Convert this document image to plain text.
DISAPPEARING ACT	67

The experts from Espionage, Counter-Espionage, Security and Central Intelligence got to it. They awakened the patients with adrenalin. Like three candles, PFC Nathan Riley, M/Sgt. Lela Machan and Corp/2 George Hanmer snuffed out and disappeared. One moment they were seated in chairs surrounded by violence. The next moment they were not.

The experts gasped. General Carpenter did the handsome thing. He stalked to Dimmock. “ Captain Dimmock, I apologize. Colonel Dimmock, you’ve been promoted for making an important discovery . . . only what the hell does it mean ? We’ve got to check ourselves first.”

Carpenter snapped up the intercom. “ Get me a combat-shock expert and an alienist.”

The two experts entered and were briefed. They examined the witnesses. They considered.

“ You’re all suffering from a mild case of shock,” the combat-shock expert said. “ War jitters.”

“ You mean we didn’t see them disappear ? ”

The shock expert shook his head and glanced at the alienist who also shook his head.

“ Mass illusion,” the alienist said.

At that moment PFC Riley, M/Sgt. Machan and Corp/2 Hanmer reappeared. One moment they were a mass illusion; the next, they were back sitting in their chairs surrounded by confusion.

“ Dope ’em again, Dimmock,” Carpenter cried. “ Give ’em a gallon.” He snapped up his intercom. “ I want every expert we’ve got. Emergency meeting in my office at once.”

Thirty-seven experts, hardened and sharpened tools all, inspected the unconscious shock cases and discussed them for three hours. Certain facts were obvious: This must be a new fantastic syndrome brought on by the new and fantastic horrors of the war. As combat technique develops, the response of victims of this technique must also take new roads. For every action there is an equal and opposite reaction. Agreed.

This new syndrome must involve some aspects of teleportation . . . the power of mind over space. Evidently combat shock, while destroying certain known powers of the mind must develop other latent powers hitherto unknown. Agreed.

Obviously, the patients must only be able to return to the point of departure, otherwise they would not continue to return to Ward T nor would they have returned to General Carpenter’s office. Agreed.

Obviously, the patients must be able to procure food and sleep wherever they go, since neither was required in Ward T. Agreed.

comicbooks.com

Aim of the exercise: Each record shown above is to be given again exactly.

Finished task:
Convert this document image to plain text.
DISAPPEARING ACT	67

The experts from Espionage, Counter-Espionage, Security and Central Intelligence got to it. They awakened the patients with adrenalin. Like three candles, PFC Nathan Riley, M/Sgt. Lela Machan and Corp/2 George Hanmer snuffed out and disappeared. One moment they were seated in chairs surrounded by violence. The next moment they were not.

The experts gasped. General Carpenter did the handsome thing. He stalked to Dimmock. “ Captain Dimmock, I apologize. Colonel Dimmock, you’ve been promoted for making an important discovery . . . only what the hell does it mean ? We’ve got to check ourselves first.”

Carpenter snapped up the intercom. “ Get me a combat-shock expert and an alienist.”

The two experts entered and were briefed. They examined the witnesses. They considered.

“ You’re all suffering from a mild case of shock,” the combat-shock expert said. “ War jitters.”

“ You mean we didn’t see them disappear ? ”

The shock expert shook his head and glanced at the alienist who also shook his head.

“ Mass illusion,” the alienist said.

At that moment PFC Riley, M/Sgt. Machan and Corp/2 Hanmer reappeared. One moment they were a mass illusion; the next, they were back sitting in their chairs surrounded by confusion.

“ Dope ’em again, Dimmock,” Carpenter cried. “ Give ’em a gallon.” He snapped up his intercom. “ I want every expert we’ve got. Emergency meeting in my office at once.”

Thirty-seven experts, hardened and sharpened tools all, inspected the unconscious shock cases and discussed them for three hours. Certain facts were obvious: This must be a new fantastic syndrome brought on by the new and fantastic horrors of the war. As combat technique develops, the response of victims of this technique must also take new roads. For every action there is an equal and opposite reaction. Agreed.

This new syndrome must involve some aspects of teleportation . . . the power of mind over space. Evidently combat shock, while destroying certain known powers of the mind must develop other latent powers hitherto unknown. Agreed.

Obviously, the patients must only be able to return to the point of departure, otherwise they would not continue to return to Ward T nor would they have returned to General Carpenter’s office. Agreed.

Obviously, the patients must be able to procure food and sleep wherever they go, since neither was required in Ward T. Agreed.

comicbooks.com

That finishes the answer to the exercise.